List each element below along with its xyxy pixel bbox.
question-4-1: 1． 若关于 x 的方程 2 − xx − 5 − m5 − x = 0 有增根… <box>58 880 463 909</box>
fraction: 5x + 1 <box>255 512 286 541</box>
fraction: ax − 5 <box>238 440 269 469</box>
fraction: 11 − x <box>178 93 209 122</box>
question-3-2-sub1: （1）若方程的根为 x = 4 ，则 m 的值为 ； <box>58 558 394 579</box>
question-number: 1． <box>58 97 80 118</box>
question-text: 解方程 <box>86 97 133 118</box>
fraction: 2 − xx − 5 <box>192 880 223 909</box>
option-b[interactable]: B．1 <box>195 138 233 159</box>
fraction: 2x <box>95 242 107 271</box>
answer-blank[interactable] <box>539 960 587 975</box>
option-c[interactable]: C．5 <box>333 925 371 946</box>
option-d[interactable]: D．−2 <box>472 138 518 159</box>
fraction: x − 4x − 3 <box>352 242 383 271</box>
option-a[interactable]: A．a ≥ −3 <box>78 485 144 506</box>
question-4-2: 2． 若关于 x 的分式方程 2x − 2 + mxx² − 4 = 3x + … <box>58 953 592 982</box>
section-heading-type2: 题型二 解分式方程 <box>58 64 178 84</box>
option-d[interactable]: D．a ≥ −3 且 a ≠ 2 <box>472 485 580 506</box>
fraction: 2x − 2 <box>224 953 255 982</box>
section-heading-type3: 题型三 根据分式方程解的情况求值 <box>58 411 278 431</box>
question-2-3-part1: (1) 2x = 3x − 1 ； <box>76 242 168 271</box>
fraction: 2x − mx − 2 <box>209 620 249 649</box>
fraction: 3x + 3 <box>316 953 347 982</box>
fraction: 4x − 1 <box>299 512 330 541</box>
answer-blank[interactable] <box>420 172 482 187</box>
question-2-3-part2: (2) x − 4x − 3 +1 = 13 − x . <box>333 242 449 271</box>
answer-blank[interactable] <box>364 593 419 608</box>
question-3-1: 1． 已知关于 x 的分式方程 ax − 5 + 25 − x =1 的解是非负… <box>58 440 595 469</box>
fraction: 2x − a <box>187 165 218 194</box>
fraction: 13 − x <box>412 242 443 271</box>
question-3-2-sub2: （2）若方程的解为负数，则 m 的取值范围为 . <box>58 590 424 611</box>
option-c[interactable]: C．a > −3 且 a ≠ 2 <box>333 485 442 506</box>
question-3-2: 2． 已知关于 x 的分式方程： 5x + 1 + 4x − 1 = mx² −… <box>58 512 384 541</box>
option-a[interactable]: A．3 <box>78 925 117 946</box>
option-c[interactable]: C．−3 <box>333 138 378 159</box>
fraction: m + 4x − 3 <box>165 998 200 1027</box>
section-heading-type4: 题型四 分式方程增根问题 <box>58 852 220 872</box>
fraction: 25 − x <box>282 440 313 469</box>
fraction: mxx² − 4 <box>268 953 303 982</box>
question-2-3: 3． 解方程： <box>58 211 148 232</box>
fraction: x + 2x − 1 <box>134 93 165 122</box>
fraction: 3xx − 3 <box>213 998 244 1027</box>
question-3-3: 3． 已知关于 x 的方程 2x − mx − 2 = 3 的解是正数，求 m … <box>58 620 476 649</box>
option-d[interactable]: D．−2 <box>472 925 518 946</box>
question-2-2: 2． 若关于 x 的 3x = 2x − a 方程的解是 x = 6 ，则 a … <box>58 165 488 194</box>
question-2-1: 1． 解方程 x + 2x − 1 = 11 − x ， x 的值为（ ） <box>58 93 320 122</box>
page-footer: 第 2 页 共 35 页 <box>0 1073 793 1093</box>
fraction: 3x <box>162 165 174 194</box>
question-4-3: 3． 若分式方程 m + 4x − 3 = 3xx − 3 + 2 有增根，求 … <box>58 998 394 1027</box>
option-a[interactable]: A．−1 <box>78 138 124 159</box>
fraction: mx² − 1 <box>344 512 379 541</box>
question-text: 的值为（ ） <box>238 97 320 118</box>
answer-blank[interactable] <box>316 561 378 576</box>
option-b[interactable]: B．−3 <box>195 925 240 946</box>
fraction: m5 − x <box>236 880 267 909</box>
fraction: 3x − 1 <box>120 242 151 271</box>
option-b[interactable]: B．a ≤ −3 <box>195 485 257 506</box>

########################################

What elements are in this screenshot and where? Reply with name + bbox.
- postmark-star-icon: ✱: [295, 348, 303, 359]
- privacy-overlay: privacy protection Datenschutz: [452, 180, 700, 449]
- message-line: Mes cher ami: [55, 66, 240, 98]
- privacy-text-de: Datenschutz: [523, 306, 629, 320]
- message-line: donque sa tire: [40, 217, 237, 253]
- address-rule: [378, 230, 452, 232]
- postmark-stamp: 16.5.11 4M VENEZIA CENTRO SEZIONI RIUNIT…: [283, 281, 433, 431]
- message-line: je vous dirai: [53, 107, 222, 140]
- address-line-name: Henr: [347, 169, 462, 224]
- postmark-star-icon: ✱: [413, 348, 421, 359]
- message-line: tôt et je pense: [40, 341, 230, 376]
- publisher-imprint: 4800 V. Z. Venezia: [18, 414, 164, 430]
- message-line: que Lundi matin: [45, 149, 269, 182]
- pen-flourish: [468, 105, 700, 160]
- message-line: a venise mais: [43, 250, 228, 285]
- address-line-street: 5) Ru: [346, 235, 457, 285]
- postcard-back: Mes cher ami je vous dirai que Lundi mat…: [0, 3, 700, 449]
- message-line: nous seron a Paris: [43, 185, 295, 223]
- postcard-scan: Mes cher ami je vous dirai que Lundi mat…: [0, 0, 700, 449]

########################################

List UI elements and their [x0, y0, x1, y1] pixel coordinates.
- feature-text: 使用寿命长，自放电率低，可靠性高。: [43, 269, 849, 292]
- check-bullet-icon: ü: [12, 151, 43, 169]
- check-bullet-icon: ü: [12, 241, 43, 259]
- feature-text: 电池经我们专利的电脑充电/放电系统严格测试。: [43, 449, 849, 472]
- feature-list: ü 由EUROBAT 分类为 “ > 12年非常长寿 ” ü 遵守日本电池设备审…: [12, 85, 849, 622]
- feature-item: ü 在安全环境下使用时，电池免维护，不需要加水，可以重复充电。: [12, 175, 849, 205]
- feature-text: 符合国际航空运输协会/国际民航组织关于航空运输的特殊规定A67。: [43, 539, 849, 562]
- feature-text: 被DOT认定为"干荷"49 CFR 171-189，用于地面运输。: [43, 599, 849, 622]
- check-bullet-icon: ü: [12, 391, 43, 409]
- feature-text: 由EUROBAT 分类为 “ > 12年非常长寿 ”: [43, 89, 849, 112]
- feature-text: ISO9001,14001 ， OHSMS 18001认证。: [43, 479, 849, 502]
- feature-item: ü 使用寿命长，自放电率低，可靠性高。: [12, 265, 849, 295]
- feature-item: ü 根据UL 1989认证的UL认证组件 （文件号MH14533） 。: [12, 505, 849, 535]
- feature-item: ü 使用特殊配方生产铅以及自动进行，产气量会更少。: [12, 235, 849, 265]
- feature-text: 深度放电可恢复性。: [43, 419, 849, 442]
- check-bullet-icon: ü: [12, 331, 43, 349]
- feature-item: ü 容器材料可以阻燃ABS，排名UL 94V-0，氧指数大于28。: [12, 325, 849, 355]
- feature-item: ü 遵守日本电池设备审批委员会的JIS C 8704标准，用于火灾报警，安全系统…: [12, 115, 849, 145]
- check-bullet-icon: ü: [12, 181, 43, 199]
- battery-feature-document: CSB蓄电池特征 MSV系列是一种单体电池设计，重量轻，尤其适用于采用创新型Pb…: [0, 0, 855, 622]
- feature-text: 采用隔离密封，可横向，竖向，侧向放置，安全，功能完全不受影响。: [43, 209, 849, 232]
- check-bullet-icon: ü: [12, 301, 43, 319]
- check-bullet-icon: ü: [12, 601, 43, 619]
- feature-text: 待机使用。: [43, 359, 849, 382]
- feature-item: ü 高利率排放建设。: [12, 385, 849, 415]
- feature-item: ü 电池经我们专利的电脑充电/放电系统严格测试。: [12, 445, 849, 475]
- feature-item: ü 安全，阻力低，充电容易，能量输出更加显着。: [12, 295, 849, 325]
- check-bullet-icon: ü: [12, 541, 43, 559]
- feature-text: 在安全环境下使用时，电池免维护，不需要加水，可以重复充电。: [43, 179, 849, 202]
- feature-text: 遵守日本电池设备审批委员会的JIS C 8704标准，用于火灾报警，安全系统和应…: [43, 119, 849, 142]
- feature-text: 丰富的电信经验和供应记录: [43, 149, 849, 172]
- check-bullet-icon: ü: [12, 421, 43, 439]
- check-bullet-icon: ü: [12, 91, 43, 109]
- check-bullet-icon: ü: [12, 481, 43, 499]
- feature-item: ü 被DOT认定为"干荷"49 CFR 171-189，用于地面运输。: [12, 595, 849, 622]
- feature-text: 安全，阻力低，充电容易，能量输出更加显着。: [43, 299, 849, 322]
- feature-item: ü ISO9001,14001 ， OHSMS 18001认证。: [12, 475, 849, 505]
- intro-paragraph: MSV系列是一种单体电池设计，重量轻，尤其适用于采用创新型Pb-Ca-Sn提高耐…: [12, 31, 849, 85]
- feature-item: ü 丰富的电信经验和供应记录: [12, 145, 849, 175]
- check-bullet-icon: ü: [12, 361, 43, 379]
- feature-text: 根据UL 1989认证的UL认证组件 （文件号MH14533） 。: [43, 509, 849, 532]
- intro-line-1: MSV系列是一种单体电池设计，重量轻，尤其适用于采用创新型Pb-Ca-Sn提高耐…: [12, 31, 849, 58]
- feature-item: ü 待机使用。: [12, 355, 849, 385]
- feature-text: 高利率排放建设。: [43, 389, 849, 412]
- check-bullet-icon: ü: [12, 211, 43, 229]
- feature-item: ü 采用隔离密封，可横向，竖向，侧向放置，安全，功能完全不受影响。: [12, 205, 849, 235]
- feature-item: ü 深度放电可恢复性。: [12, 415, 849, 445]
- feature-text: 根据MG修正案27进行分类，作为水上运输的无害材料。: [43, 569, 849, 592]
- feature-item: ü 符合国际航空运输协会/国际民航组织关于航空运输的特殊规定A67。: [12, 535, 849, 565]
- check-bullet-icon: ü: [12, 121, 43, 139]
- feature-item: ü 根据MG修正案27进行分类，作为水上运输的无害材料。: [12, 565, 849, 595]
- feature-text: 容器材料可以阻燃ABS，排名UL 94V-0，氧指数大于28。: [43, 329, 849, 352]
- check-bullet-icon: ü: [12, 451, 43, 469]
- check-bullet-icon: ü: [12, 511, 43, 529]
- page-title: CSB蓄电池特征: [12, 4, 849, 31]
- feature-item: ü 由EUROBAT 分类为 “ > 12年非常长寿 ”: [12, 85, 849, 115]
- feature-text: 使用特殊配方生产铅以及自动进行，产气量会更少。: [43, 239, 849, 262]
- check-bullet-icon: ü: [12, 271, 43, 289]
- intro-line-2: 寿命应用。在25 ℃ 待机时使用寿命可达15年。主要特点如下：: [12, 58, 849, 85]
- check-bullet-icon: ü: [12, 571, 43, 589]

########################################

- [Given problem] Copy out every line of the data verbatim, starting with the line containing "What elements are" and ending with the line containing "- postcard-scan: Mes", both lines included.

- [Worked answer]
What elements are in this screenshot and where? Reply with name + bbox.
- postmark-star-icon: ✱: [295, 348, 303, 359]
- privacy-overlay: privacy protection Datenschutz: [452, 180, 700, 449]
- message-line: Mes cher ami: [55, 66, 240, 98]
- privacy-text-de: Datenschutz: [523, 306, 629, 320]
- message-line: donque sa tire: [40, 217, 237, 253]
- address-rule: [378, 230, 452, 232]
- postmark-stamp: 16.5.11 4M VENEZIA CENTRO SEZIONI RIUNIT…: [283, 281, 433, 431]
- message-line: je vous dirai: [53, 107, 222, 140]
- address-line-name: Henr: [347, 169, 462, 224]
- postmark-star-icon: ✱: [413, 348, 421, 359]
- message-line: tôt et je pense: [40, 341, 230, 376]
- publisher-imprint: 4800 V. Z. Venezia: [18, 414, 164, 430]
- message-line: que Lundi matin: [45, 149, 269, 182]
- pen-flourish: [468, 105, 700, 160]
- message-line: a venise mais: [43, 250, 228, 285]
- address-line-street: 5) Ru: [346, 235, 457, 285]
- postcard-back: Mes cher ami je vous dirai que Lundi mat…: [0, 3, 700, 449]
- message-line: nous seron a Paris: [43, 185, 295, 223]
- postcard-scan: Mes cher ami je vous dirai que Lundi mat…: [0, 0, 700, 449]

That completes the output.